Source data
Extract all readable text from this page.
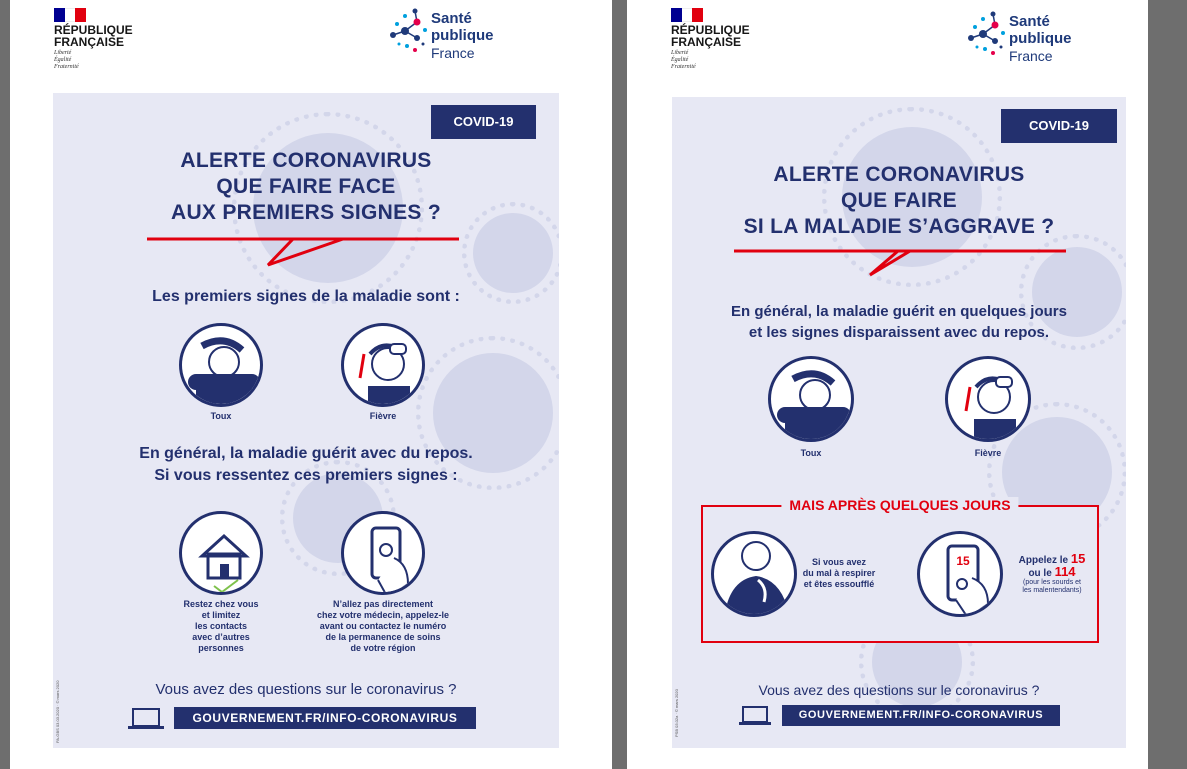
RÉPUBLIQUE
FRANÇAISE
Liberté
Égalité
Fraternité
Santé
publique
France
COVID-19
ALERTE CORONAVIRUS
QUE FAIRE FACE
AUX PREMIERS SIGNES ?
Les premiers signes de la maladie sont :
Toux	Fièvre
En général, la maladie guérit avec du repos.
Si vous ressentez ces premiers signes :
Restez chez vous
et limitez
les contacts
avec d’autres
personnes
N’allez pas directement
chez votre médecin, appelez-le
avant ou contactez le numéro
de la permanence de soins
de votre région
Vous avez des questions sur le coronavirus ?
GOUVERNEMENT.FR/INFO-CORONAVIRUS
PA-GBS 03.03.2020 · © mars 2020
RÉPUBLIQUE
FRANÇAISE
Liberté
Égalité
Fraternité
Santé
publique
France
COVID-19
ALERTE CORONAVIRUS
QUE FAIRE
SI LA MALADIE S’AGGRAVE ?
En général, la maladie guérit en quelques jours
et les signes disparaissent avec du repos.
Toux	Fièvre
MAIS APRÈS QUELQUES JOURS
Si vous avez
du mal à respirer
et êtes essoufflé
15	Appelez le 15
ou le 114
(pour les sourds et
les malentendants)
Vous avez des questions sur le coronavirus ?
GOUVERNEMENT.FR/INFO-CORONAVIRUS
PSB 03.02a · © mars 2020
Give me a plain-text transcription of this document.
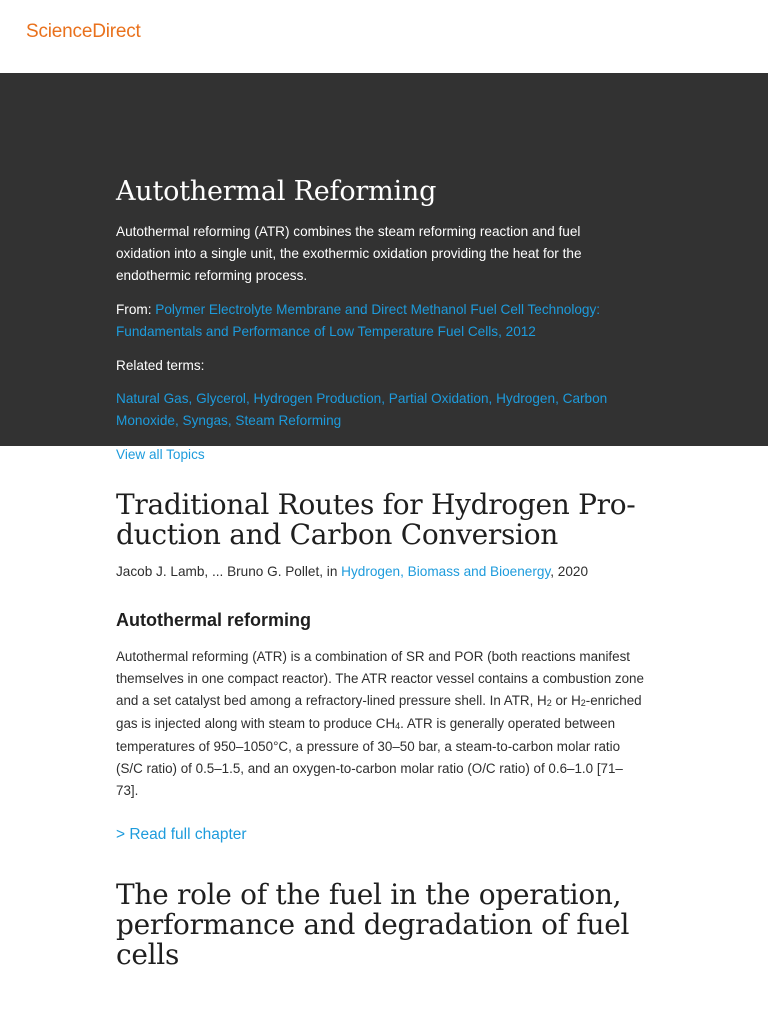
ScienceDirect
Autothermal Reforming

Autothermal reforming (ATR) combines the steam reforming reaction and fuel oxidation into a single unit, the exothermic oxidation providing the heat for the endothermic reforming process.

From: Polymer Electrolyte Membrane and Direct Methanol Fuel Cell Technology: Fundamentals and Performance of Low Temperature Fuel Cells, 2012

Related terms:

Natural Gas, Glycerol, Hydrogen Production, Partial Oxidation, Hydrogen, Carbon Monoxide, Syngas, Steam Reforming

View all Topics
Traditional Routes for Hydrogen Pro-duction and Carbon Conversion

Jacob J. Lamb, ... Bruno G. Pollet, in Hydrogen, Biomass and Bioenergy, 2020

Autothermal reforming

Autothermal reforming (ATR) is a combination of SR and POR (both reactions manifest themselves in one compact reactor). The ATR reactor vessel contains a combustion zone and a set catalyst bed among a refractory-lined pressure shell. In ATR, $H_2$ or $H_2$-enriched gas is injected along with steam to produce $CH_4$. ATR is generally operated between temperatures of 950–1050°C, a pressure of 30–50 bar, a steam-to-carbon molar ratio (S/C ratio) of 0.5–1.5, and an oxygen-to-carbon molar ratio (O/C ratio) of 0.6–1.0 [71–73].

> Read full chapter
The role of the fuel in the operation, performance and degradation of fuel cells
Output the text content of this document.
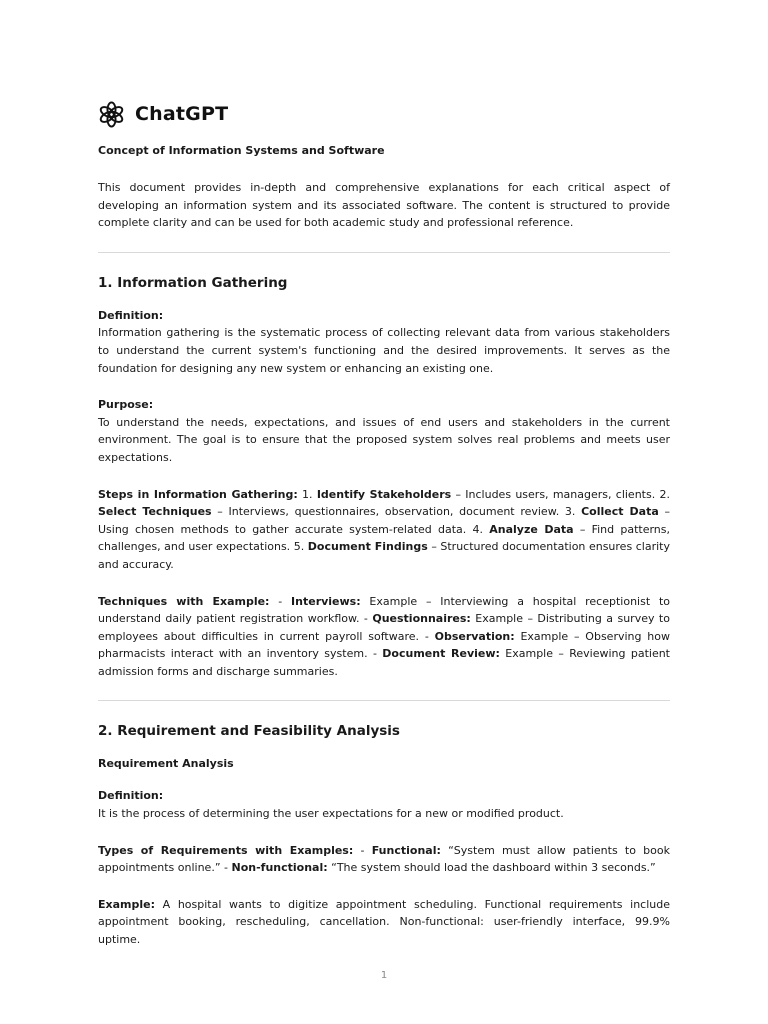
ChatGPT
Concept of Information Systems and Software

This document provides in-depth and comprehensive explanations for each critical aspect of developing an information system and its associated software. The content is structured to provide complete clarity and can be used for both academic study and professional reference.

1. Information Gathering
Definition:

Information gathering is the systematic process of collecting relevant data from various stakeholders to understand the current system's functioning and the desired improvements. It serves as the foundation for designing any new system or enhancing an existing one.

Purpose:

To understand the needs, expectations, and issues of end users and stakeholders in the current environment. The goal is to ensure that the proposed system solves real problems and meets user expectations.

Steps in Information Gathering: 1. Identify Stakeholders – Includes users, managers, clients. 2. Select Techniques – Interviews, questionnaires, observation, document review. 3. Collect Data – Using chosen methods to gather accurate system-related data. 4. Analyze Data – Find patterns, challenges, and user expectations. 5. Document Findings – Structured documentation ensures clarity and accuracy.

Techniques with Example: - Interviews: Example – Interviewing a hospital receptionist to understand daily patient registration workflow. - Questionnaires: Example – Distributing a survey to employees about difficulties in current payroll software. - Observation: Example – Observing how pharmacists interact with an inventory system. - Document Review: Example – Reviewing patient admission forms and discharge summaries.

2. Requirement and Feasibility Analysis
Requirement Analysis
Definition:

It is the process of determining the user expectations for a new or modified product.

Types of Requirements with Examples: - Functional: “System must allow patients to book appointments online.” - Non-functional: “The system should load the dashboard within 3 seconds.”

Example: A hospital wants to digitize appointment scheduling. Functional requirements include appointment booking, rescheduling, cancellation. Non-functional: user-friendly interface, 99.9% uptime.

1
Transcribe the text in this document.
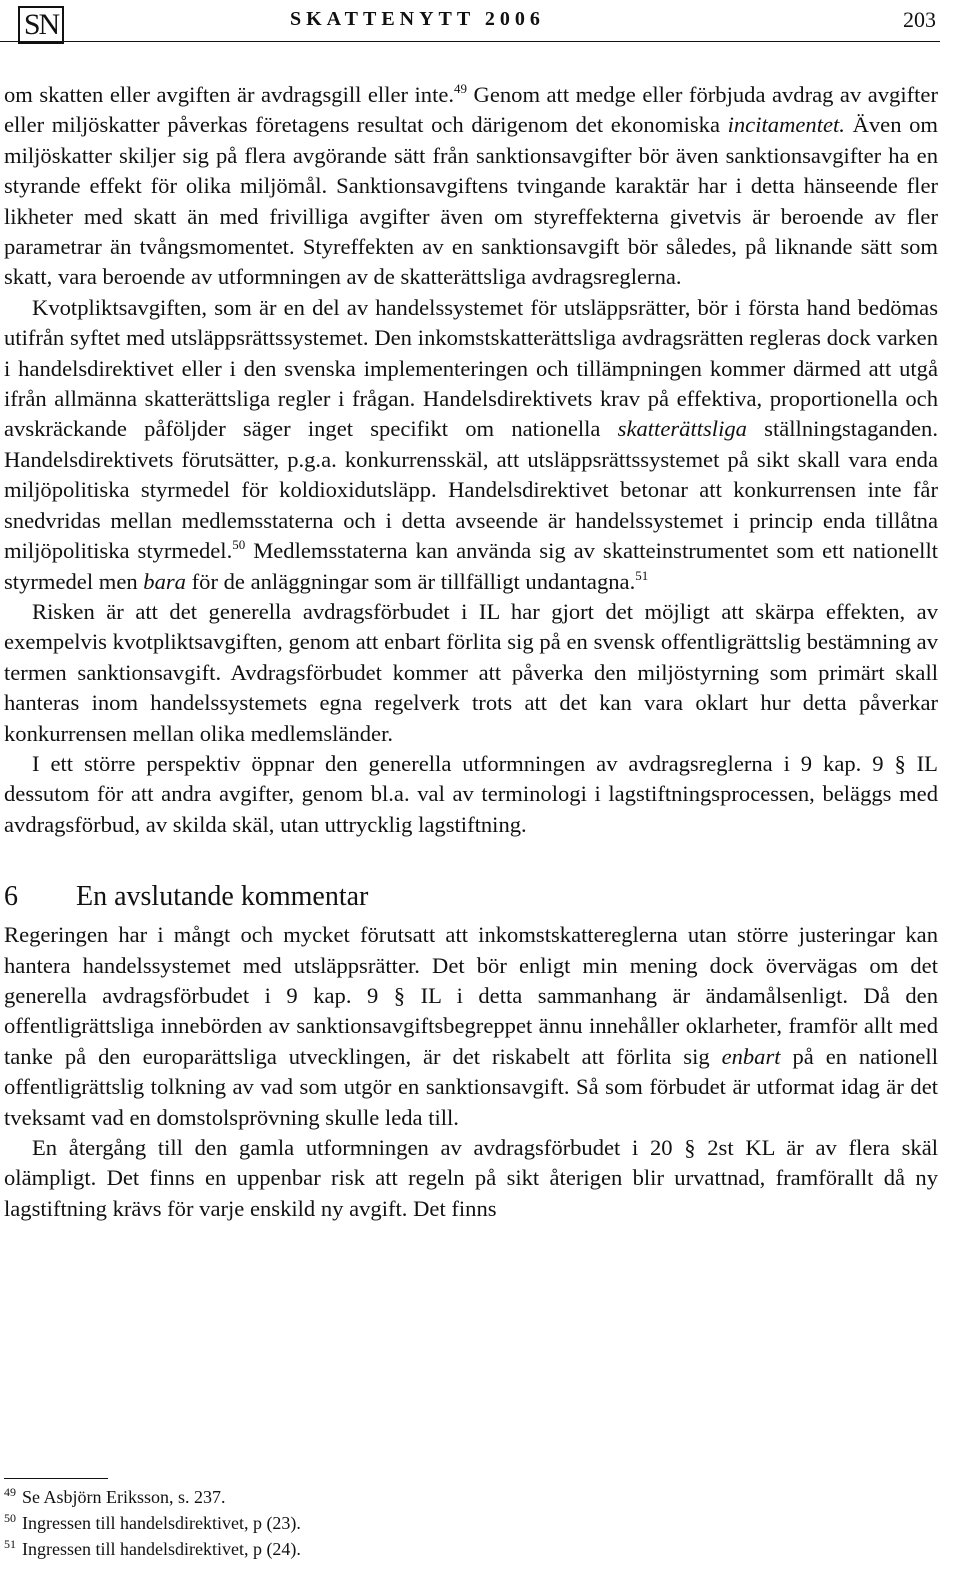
SN	SKATTENYTT 2006	203

om skatten eller avgiften är avdragsgill eller inte.$^{49}$ Genom att medge eller förbjuda avdrag av avgifter eller miljöskatter påverkas företagens resultat och därigenom det ekonomiska incitamentet. Även om miljöskatter skiljer sig på flera avgörande sätt från sanktionsavgifter bör även sanktionsavgifter ha en styrande effekt för olika miljömål. Sanktionsavgiftens tvingande karaktär har i detta hänseende fler likheter med skatt än med frivilliga avgifter även om styreffekterna givetvis är beroende av fler parametrar än tvångsmomentet. Styreffekten av en sanktionsavgift bör således, på liknande sätt som skatt, vara beroende av utformningen av de skatterättsliga avdragsreglerna.

Kvotpliktsavgiften, som är en del av handelssystemet för utsläppsrätter, bör i första hand bedömas utifrån syftet med utsläppsrättssystemet. Den inkomstskatterättsliga avdragsrätten regleras dock varken i handelsdirektivet eller i den svenska implementeringen och tillämpningen kommer därmed att utgå ifrån allmänna skatterättsliga regler i frågan. Handelsdirektivets krav på effektiva, proportionella och avskräckande påföljder säger inget specifikt om nationella skatterättsliga ställningstaganden. Handelsdirektivets förutsätter, p.g.a. konkurrensskäl, att utsläppsrättssystemet på sikt skall vara enda miljöpolitiska styrmedel för koldioxidutsläpp. Handelsdirektivet betonar att konkurrensen inte får snedvridas mellan medlemsstaterna och i detta avseende är handelssystemet i princip enda tillåtna miljöpolitiska styrmedel.$^{50}$ Medlemsstaterna kan använda sig av skatteinstrumentet som ett nationellt styrmedel men bara för de anläggningar som är tillfälligt undantagna.$^{51}$

Risken är att det generella avdragsförbudet i IL har gjort det möjligt att skärpa effekten, av exempelvis kvotpliktsavgiften, genom att enbart förlita sig på en svensk offentligrättslig bestämning av termen sanktionsavgift. Avdragsförbudet kommer att påverka den miljöstyrning som primärt skall hanteras inom handelssystemets egna regelverk trots att det kan vara oklart hur detta påverkar konkurrensen mellan olika medlemsländer.

I ett större perspektiv öppnar den generella utformningen av avdragsreglerna i 9 kap. 9 § IL dessutom för att andra avgifter, genom bl.a. val av terminologi i lagstiftningsprocessen, beläggs med avdragsförbud, av skilda skäl, utan uttrycklig lagstiftning.

6 En avslutande kommentar

Regeringen har i mångt och mycket förutsatt att inkomstskattereglerna utan större justeringar kan hantera handelssystemet med utsläppsrätter. Det bör enligt min mening dock övervägas om det generella avdragsförbudet i 9 kap. 9 § IL i detta sammanhang är ändamålsenligt. Då den offentligrättsliga innebörden av sanktionsavgiftsbegreppet ännu innehåller oklarheter, framför allt med tanke på den europarättsliga utvecklingen, är det riskabelt att förlita sig enbart på en nationell offentligrättslig tolkning av vad som utgör en sanktionsavgift. Så som förbudet är utformat idag är det tveksamt vad en domstolsprövning skulle leda till.

En återgång till den gamla utformningen av avdragsförbudet i 20 § 2st KL är av flera skäl olämpligt. Det finns en uppenbar risk att regeln på sikt återigen blir urvattnad, framförallt då ny lagstiftning krävs för varje enskild ny avgift. Det finns

$^{49}$ Se Asbjörn Eriksson, s. 237.
$^{50}$ Ingressen till handelsdirektivet, p (23).
$^{51}$ Ingressen till handelsdirektivet, p (24).
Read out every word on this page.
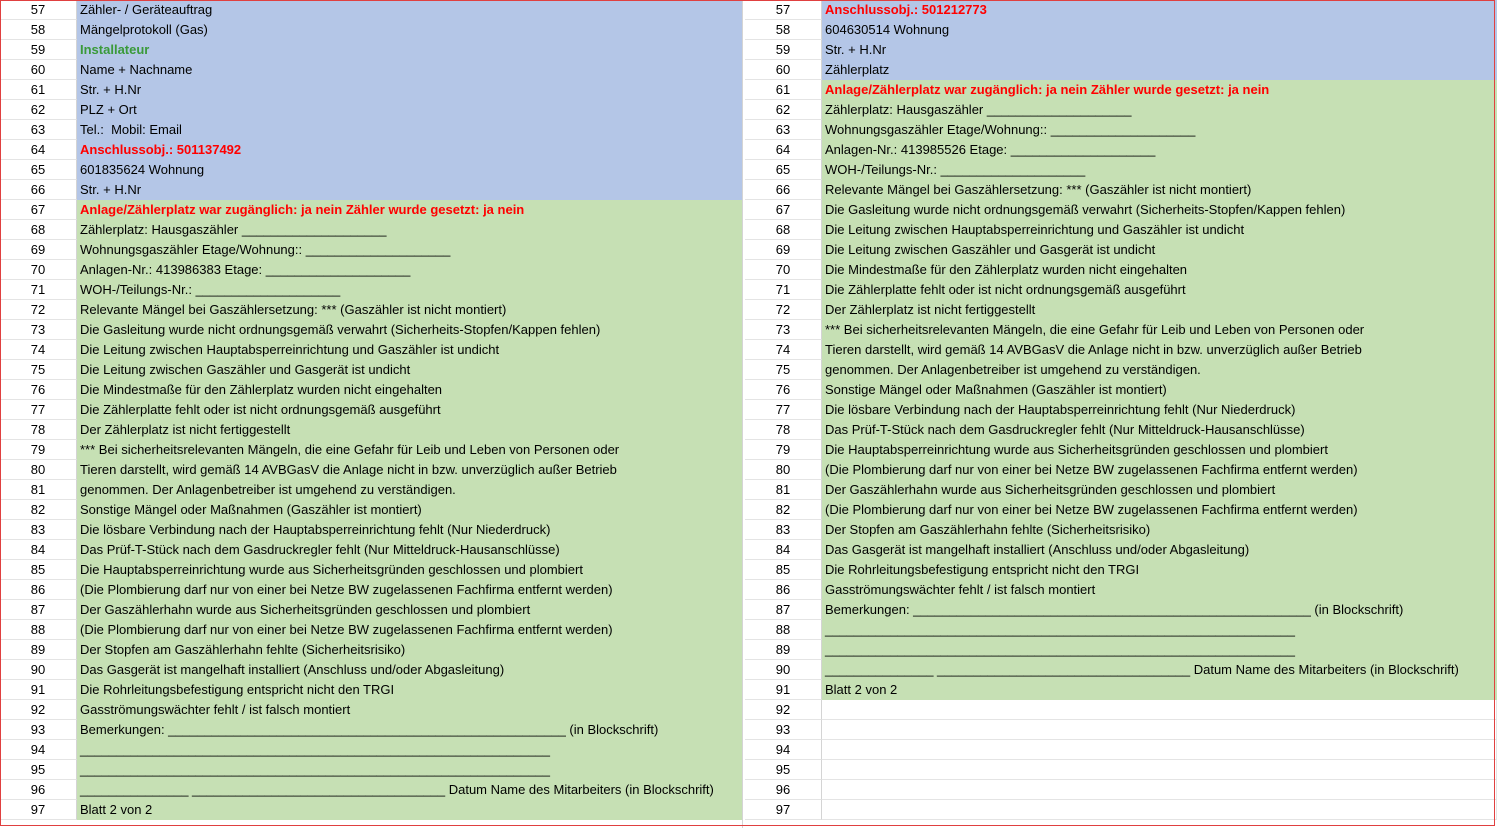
57	Zähler- / Geräteauftrag
58	Mängelprotokoll (Gas)
59	Installateur
60	Name + Nachname
61	Str. + H.Nr
62	PLZ + Ort
63	Tel.:  Mobil: Email
64	Anschlussobj.: 501137492
65	601835624 Wohnung
66	Str. + H.Nr
67	Anlage/Zählerplatz war zugänglich: ja nein Zähler wurde gesetzt: ja nein
68	Zählerplatz: Hausgaszähler ____________________
69	Wohnungsgaszähler Etage/Wohnung:: ____________________
70	Anlagen-Nr.: 413986383 Etage: ____________________
71	WOH-/Teilungs-Nr.: ____________________
72	Relevante Mängel bei Gaszählersetzung: *** (Gaszähler ist nicht montiert)
73	Die Gasleitung wurde nicht ordnungsgemäß verwahrt (Sicherheits-Stopfen/Kappen fehlen)
74	Die Leitung zwischen Hauptabsperreinrichtung und Gaszähler ist undicht
75	Die Leitung zwischen Gaszähler und Gasgerät ist undicht
76	Die Mindestmaße für den Zählerplatz wurden nicht eingehalten
77	Die Zählerplatte fehlt oder ist nicht ordnungsgemäß ausgeführt
78	Der Zählerplatz ist nicht fertiggestellt
79	*** Bei sicherheitsrelevanten Mängeln, die eine Gefahr für Leib und Leben von Personen oder
80	Tieren darstellt, wird gemäß 14 AVBGasV die Anlage nicht in bzw. unverzüglich außer Betrieb
81	genommen. Der Anlagenbetreiber ist umgehend zu verständigen.
82	Sonstige Mängel oder Maßnahmen (Gaszähler ist montiert)
83	Die lösbare Verbindung nach der Hauptabsperreinrichtung fehlt (Nur Niederdruck)
84	Das Prüf-T-Stück nach dem Gasdruckregler fehlt (Nur Mitteldruck-Hausanschlüsse)
85	Die Hauptabsperreinrichtung wurde aus Sicherheitsgründen geschlossen und plombiert
86	(Die Plombierung darf nur von einer bei Netze BW zugelassenen Fachfirma entfernt werden)
87	Der Gaszählerhahn wurde aus Sicherheitsgründen geschlossen und plombiert
88	(Die Plombierung darf nur von einer bei Netze BW zugelassenen Fachfirma entfernt werden)
89	Der Stopfen am Gaszählerhahn fehlte (Sicherheitsrisiko)
90	Das Gasgerät ist mangelhaft installiert (Anschluss und/oder Abgasleitung)
91	Die Rohrleitungsbefestigung entspricht nicht den TRGI
92	Gasströmungswächter fehlt / ist falsch montiert
93	Bemerkungen: _______________________________________________________ (in Blockschrift)
94	_________________________________________________________________
95	_________________________________________________________________
96	_______________ ___________________________________ Datum Name des Mitarbeiters (in Blockschrift)
97	Blatt 2 von 2
57	Anschlussobj.: 501212773
58	604630514 Wohnung
59	Str. + H.Nr
60	Zählerplatz
61	Anlage/Zählerplatz war zugänglich: ja nein Zähler wurde gesetzt: ja nein
62	Zählerplatz: Hausgaszähler ____________________
63	Wohnungsgaszähler Etage/Wohnung:: ____________________
64	Anlagen-Nr.: 413985526 Etage: ____________________
65	WOH-/Teilungs-Nr.: ____________________
66	Relevante Mängel bei Gaszählersetzung: *** (Gaszähler ist nicht montiert)
67	Die Gasleitung wurde nicht ordnungsgemäß verwahrt (Sicherheits-Stopfen/Kappen fehlen)
68	Die Leitung zwischen Hauptabsperreinrichtung und Gaszähler ist undicht
69	Die Leitung zwischen Gaszähler und Gasgerät ist undicht
70	Die Mindestmaße für den Zählerplatz wurden nicht eingehalten
71	Die Zählerplatte fehlt oder ist nicht ordnungsgemäß ausgeführt
72	Der Zählerplatz ist nicht fertiggestellt
73	*** Bei sicherheitsrelevanten Mängeln, die eine Gefahr für Leib und Leben von Personen oder
74	Tieren darstellt, wird gemäß 14 AVBGasV die Anlage nicht in bzw. unverzüglich außer Betrieb
75	genommen. Der Anlagenbetreiber ist umgehend zu verständigen.
76	Sonstige Mängel oder Maßnahmen (Gaszähler ist montiert)
77	Die lösbare Verbindung nach der Hauptabsperreinrichtung fehlt (Nur Niederdruck)
78	Das Prüf-T-Stück nach dem Gasdruckregler fehlt (Nur Mitteldruck-Hausanschlüsse)
79	Die Hauptabsperreinrichtung wurde aus Sicherheitsgründen geschlossen und plombiert
80	(Die Plombierung darf nur von einer bei Netze BW zugelassenen Fachfirma entfernt werden)
81	Der Gaszählerhahn wurde aus Sicherheitsgründen geschlossen und plombiert
82	(Die Plombierung darf nur von einer bei Netze BW zugelassenen Fachfirma entfernt werden)
83	Der Stopfen am Gaszählerhahn fehlte (Sicherheitsrisiko)
84	Das Gasgerät ist mangelhaft installiert (Anschluss und/oder Abgasleitung)
85	Die Rohrleitungsbefestigung entspricht nicht den TRGI
86	Gasströmungswächter fehlt / ist falsch montiert
87	Bemerkungen: _______________________________________________________ (in Blockschrift)
88	_________________________________________________________________
89	_________________________________________________________________
90	_______________ ___________________________________ Datum Name des Mitarbeiters (in Blockschrift)
91	Blatt 2 von 2
92
93
94
95
96
97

● **TASK GOAL**: Scan the data for lines containing "gesetzt" and copy all of them.

● **OUTPUT FOR THIS TASK**:
67	Anlage/Zählerplatz war zugänglich: ja nein Zähler wurde gesetzt: ja nein
61	Anlage/Zählerplatz war zugänglich: ja nein Zähler wurde gesetzt: ja nein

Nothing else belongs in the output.